* Extracted material

▼▼▼

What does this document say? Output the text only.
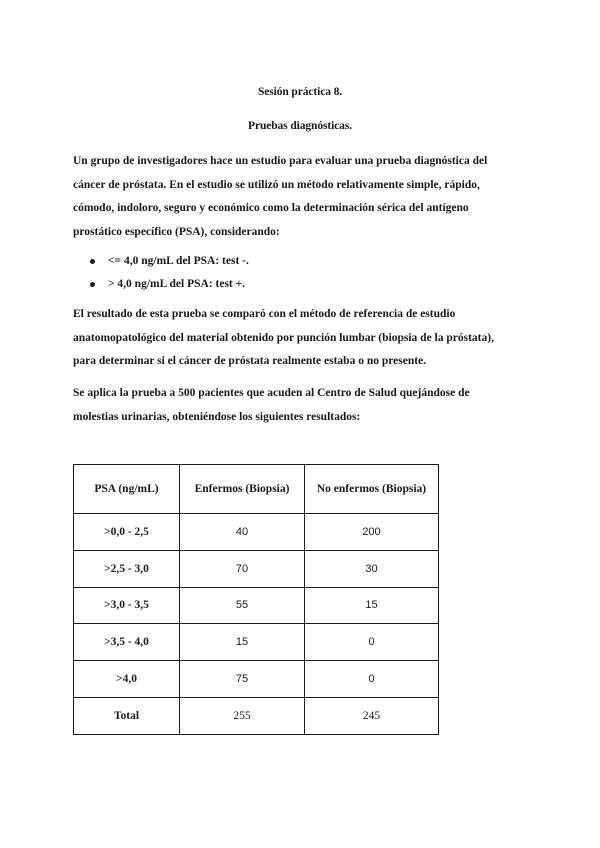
Sesión práctica 8.
Pruebas diagnósticas.

Un grupo de investigadores hace un estudio para evaluar una prueba diagnóstica del
cáncer de próstata. En el estudio se utilizó un método relativamente simple, rápido,
cómodo, indoloro, seguro y económico como la determinación sérica del antígeno
prostático específico (PSA), considerando:

<= 4,0 ng/mL del PSA: test -.
> 4,0 ng/mL del PSA: test +.

El resultado de esta prueba se comparó con el método de referencia de estudio
anatomopatológico del material obtenido por punción lumbar (biopsia de la próstata),
para determinar si el cáncer de próstata realmente estaba o no presente.

Se aplica la prueba a 500 pacientes que acuden al Centro de Salud quejándose de
molestias urinarias, obteniéndose los siguientes resultados:

PSA (ng/mL)	Enfermos (Biopsia)	No enfermos (Biopsia)
>0,0 - 2,5	40	200
>2,5 - 3,0	70	30
>3,0 - 3,5	55	15
>3,5 - 4,0	15	0
>4,0	75	0
Total	255	245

▲▲▲

* Your instructions
Repeat all the data as it stands, dropping any images it holds.

* Expected answer
What does this document say? Output the text only.
Sesión práctica 8.
Pruebas diagnósticas.

Un grupo de investigadores hace un estudio para evaluar una prueba diagnóstica del
cáncer de próstata. En el estudio se utilizó un método relativamente simple, rápido,
cómodo, indoloro, seguro y económico como la determinación sérica del antígeno
prostático específico (PSA), considerando:

<= 4,0 ng/mL del PSA: test -.
> 4,0 ng/mL del PSA: test +.

El resultado de esta prueba se comparó con el método de referencia de estudio
anatomopatológico del material obtenido por punción lumbar (biopsia de la próstata),
para determinar si el cáncer de próstata realmente estaba o no presente.

Se aplica la prueba a 500 pacientes que acuden al Centro de Salud quejándose de
molestias urinarias, obteniéndose los siguientes resultados:

PSA (ng/mL)	Enfermos (Biopsia)	No enfermos (Biopsia)
>0,0 - 2,5	40	200
>2,5 - 3,0	70	30
>3,0 - 3,5	55	15
>3,5 - 4,0	15	0
>4,0	75	0
Total	255	245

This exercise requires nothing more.